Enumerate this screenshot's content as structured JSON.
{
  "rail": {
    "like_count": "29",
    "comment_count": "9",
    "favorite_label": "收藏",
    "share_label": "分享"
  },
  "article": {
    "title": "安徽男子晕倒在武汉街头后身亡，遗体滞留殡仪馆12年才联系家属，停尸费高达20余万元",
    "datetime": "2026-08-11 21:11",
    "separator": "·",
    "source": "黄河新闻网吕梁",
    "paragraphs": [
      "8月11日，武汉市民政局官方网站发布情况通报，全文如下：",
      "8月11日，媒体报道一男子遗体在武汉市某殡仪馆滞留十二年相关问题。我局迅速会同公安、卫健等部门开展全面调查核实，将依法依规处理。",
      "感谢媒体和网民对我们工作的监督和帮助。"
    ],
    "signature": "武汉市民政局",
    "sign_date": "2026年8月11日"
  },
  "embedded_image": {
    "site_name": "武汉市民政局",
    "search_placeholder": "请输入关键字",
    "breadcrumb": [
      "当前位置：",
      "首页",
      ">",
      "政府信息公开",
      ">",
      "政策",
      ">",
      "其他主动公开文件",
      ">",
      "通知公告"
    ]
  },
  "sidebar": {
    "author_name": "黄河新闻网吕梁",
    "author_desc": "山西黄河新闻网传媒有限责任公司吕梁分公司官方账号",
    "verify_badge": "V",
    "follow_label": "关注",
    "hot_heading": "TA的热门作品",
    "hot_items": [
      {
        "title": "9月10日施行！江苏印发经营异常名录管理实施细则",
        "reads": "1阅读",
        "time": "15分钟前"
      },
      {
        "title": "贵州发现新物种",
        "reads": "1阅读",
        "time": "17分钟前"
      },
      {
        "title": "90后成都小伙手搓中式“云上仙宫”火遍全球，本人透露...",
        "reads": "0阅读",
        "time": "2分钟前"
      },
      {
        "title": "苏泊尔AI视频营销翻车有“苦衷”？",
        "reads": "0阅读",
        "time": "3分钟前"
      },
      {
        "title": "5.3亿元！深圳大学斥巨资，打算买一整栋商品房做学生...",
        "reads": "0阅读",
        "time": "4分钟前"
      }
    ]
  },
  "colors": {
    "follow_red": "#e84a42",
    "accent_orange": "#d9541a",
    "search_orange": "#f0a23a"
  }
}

Short task =
Retype the data exactly as given.

Solution =
Enumerate this screenshot's content as structured JSON.
{
  "rail": {
    "like_count": "29",
    "comment_count": "9",
    "favorite_label": "收藏",
    "share_label": "分享"
  },
  "article": {
    "title": "安徽男子晕倒在武汉街头后身亡，遗体滞留殡仪馆12年才联系家属，停尸费高达20余万元",
    "datetime": "2026-08-11 21:11",
    "separator": "·",
    "source": "黄河新闻网吕梁",
    "paragraphs": [
      "8月11日，武汉市民政局官方网站发布情况通报，全文如下：",
      "8月11日，媒体报道一男子遗体在武汉市某殡仪馆滞留十二年相关问题。我局迅速会同公安、卫健等部门开展全面调查核实，将依法依规处理。",
      "感谢媒体和网民对我们工作的监督和帮助。"
    ],
    "signature": "武汉市民政局",
    "sign_date": "2026年8月11日"
  },
  "embedded_image": {
    "site_name": "武汉市民政局",
    "search_placeholder": "请输入关键字",
    "breadcrumb": [
      "当前位置：",
      "首页",
      ">",
      "政府信息公开",
      ">",
      "政策",
      ">",
      "其他主动公开文件",
      ">",
      "通知公告"
    ]
  },
  "sidebar": {
    "author_name": "黄河新闻网吕梁",
    "author_desc": "山西黄河新闻网传媒有限责任公司吕梁分公司官方账号",
    "verify_badge": "V",
    "follow_label": "关注",
    "hot_heading": "TA的热门作品",
    "hot_items": [
      {
        "title": "9月10日施行！江苏印发经营异常名录管理实施细则",
        "reads": "1阅读",
        "time": "15分钟前"
      },
      {
        "title": "贵州发现新物种",
        "reads": "1阅读",
        "time": "17分钟前"
      },
      {
        "title": "90后成都小伙手搓中式“云上仙宫”火遍全球，本人透露...",
        "reads": "0阅读",
        "time": "2分钟前"
      },
      {
        "title": "苏泊尔AI视频营销翻车有“苦衷”？",
        "reads": "0阅读",
        "time": "3分钟前"
      },
      {
        "title": "5.3亿元！深圳大学斥巨资，打算买一整栋商品房做学生...",
        "reads": "0阅读",
        "time": "4分钟前"
      }
    ]
  },
  "colors": {
    "follow_red": "#e84a42",
    "accent_orange": "#d9541a",
    "search_orange": "#f0a23a"
  }
}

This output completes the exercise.